TASK DETAILS — Find every line of the listing below where "this" appears, and copy it.

* * * * * * *

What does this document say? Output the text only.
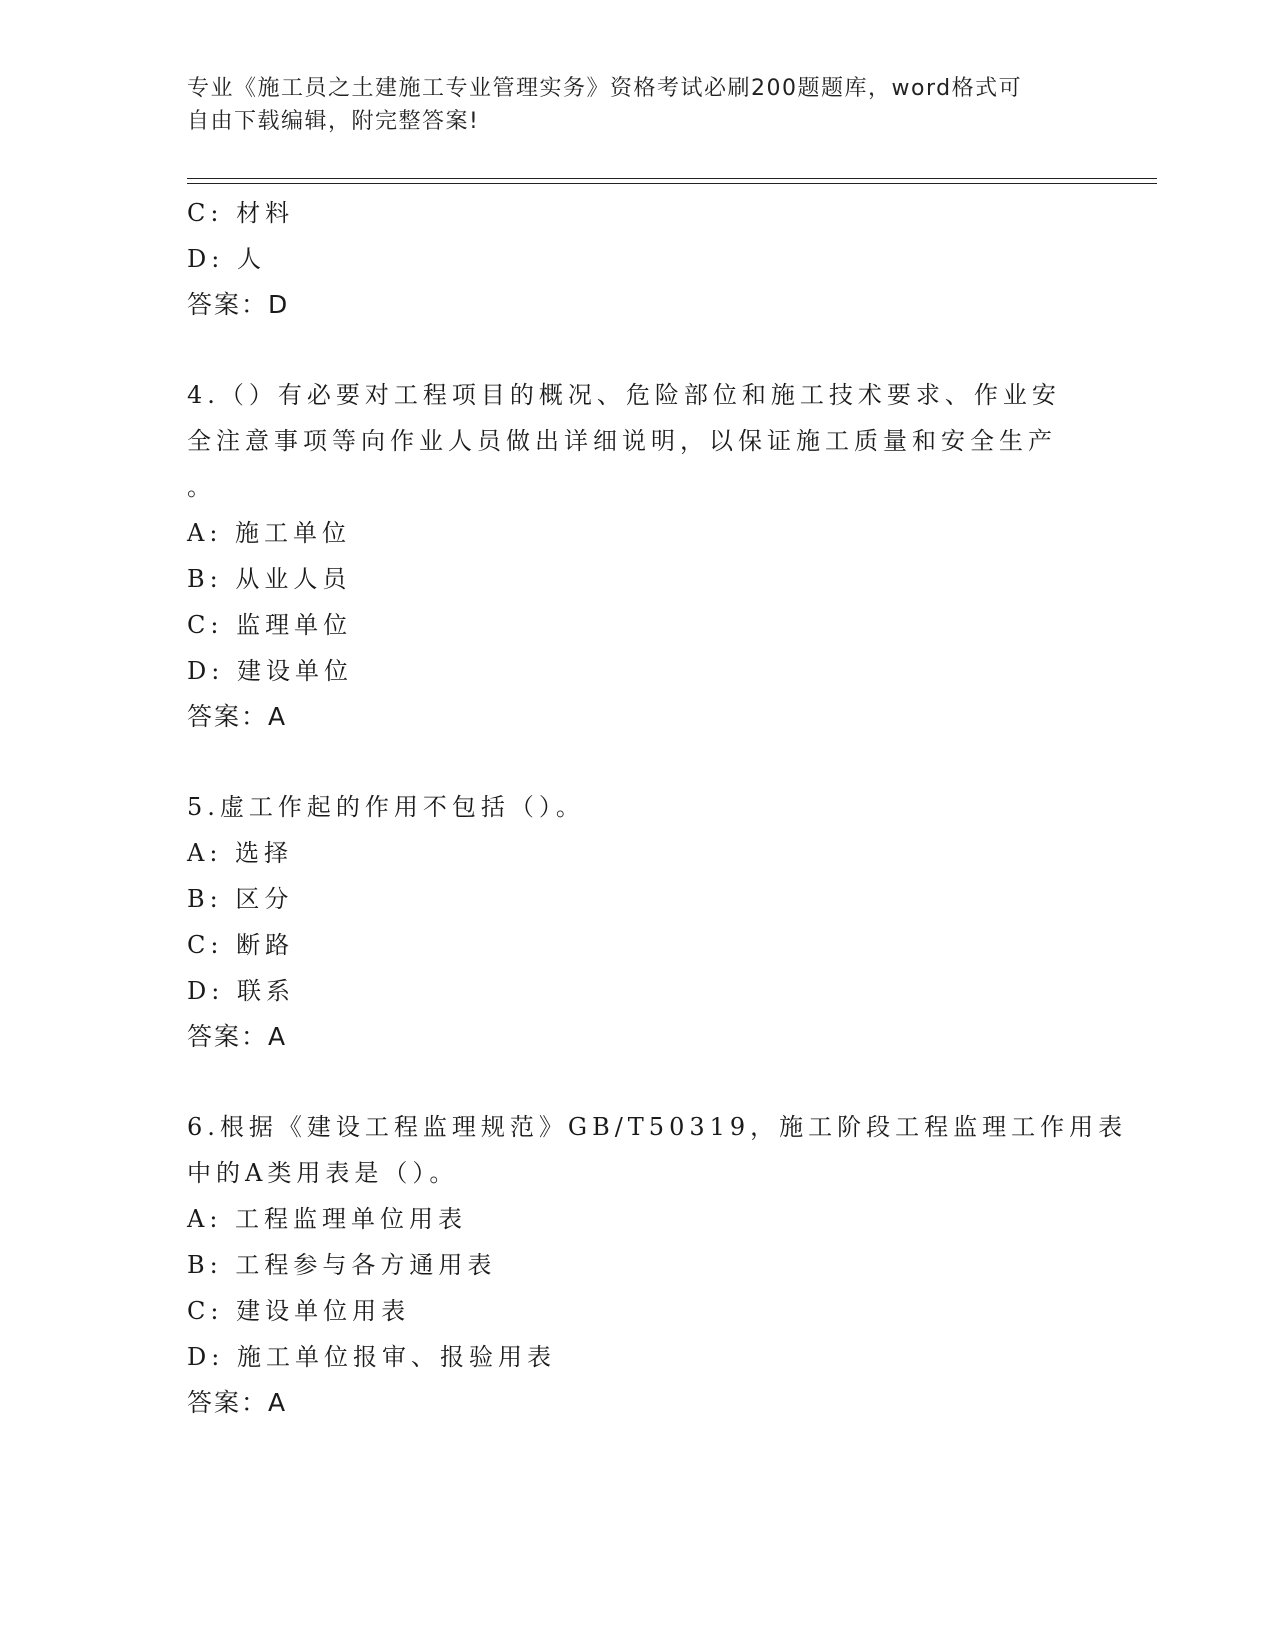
专业《施工员之土建施工专业管理实务》资格考试必刷200题题库，word格式可
自由下载编辑，附完整答案!
C: 材料
D: 人
答案：D
4.（）有必要对工程项目的概况、危险部位和施工技术要求、作业安
全注意事项等向作业人员做出详细说明，以保证施工质量和安全生产
。
A: 施工单位
B: 从业人员
C: 监理单位
D: 建设单位
答案：A
5.虚工作起的作用不包括（）。
A: 选择
B: 区分
C: 断路
D: 联系
答案：A
6.根据《建设工程监理规范》GB/T50319，施工阶段工程监理工作用表
中的A类用表是（）。
A: 工程监理单位用表
B: 工程参与各方通用表
C: 建设单位用表
D: 施工单位报审、报验用表
答案：A
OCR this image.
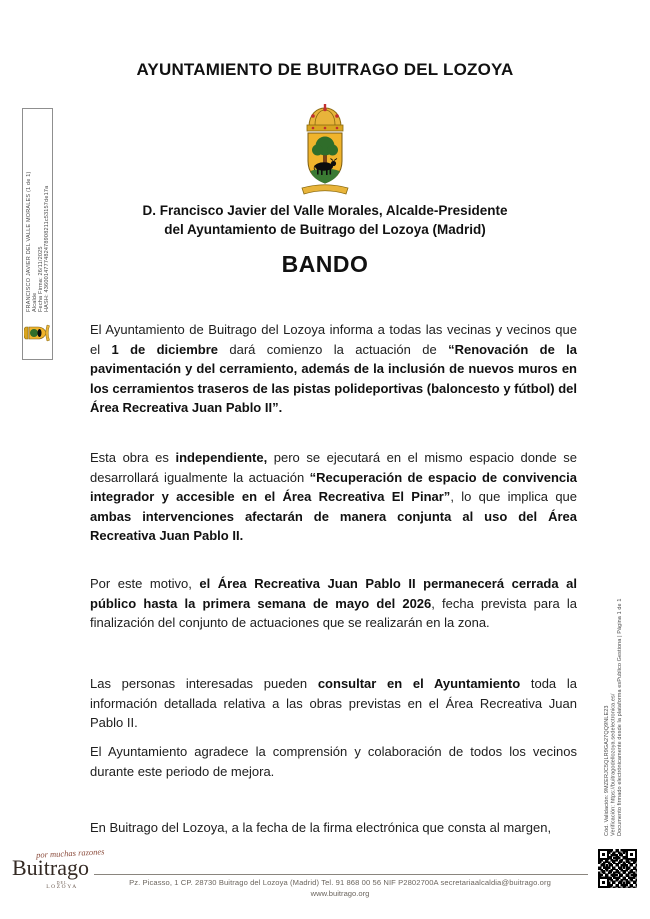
AYUNTAMIENTO DE BUITRAGO DEL LOZOYA
D. Francisco Javier del Valle Morales, Alcalde-Presidente
del Ayuntamiento de Buitrago del Lozoya (Madrid)
BANDO

El Ayuntamiento de Buitrago del Lozoya informa a todas las vecinas y vecinos que el 1 de diciembre dará comienzo la actuación de “Renovación de la pavimentación y del cerramiento, además de la inclusión de nuevos muros en los cerramientos traseros de las pistas polideportivas (baloncesto y fútbol) del Área Recreativa Juan Pablo II”.

Esta obra es independiente, pero se ejecutará en el mismo espacio donde se desarrollará igualmente la actuación “Recuperación de espacio de convivencia integrador y accesible en el Área Recreativa El Pinar”, lo que implica que ambas intervenciones afectarán de manera conjunta al uso del Área Recreativa Juan Pablo II.

Por este motivo, el Área Recreativa Juan Pablo II permanecerá cerrada al público hasta la primera semana de mayo del 2026, fecha prevista para la finalización del conjunto de actuaciones que se realizarán en la zona.

Las personas interesadas pueden consultar en el Ayuntamiento toda la información detallada relativa a las obras previstas en el Área Recreativa Juan Pablo II.

El Ayuntamiento agradece la comprensión y colaboración de todos los vecinos durante este periodo de mejora.

En Buitrago del Lozoya, a la fecha de la firma electrónica que consta al margen,

FRANCISCO JAVIER DEL VALLE MORALES (1 de 1) Alcalde Fecha Firma: 26/11/2025 HASH: 4360014777482478908211c53157de17a
Cód. Validación: 9MZERJC5QLR9GA27QQ9NLE23 Verificación: https://buitragodellozoya.sedelectronica.es/ Documento firmado electrónicamente desde la plataforma esPublico Gestiona | Página 1 de 1
por muchas razones
Buitrago
DEL
LOZOYA	Pz. Picasso, 1 CP. 28730 Buitrago del Lozoya (Madrid) Tel. 91 868 00 56 NIF P2802700A secretariaalcaldia@buitrago.org
www.buitrago.org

* * * * * * *

EXPECTED OUTPUT —
What does this document say? Output the text only.
OCR this image.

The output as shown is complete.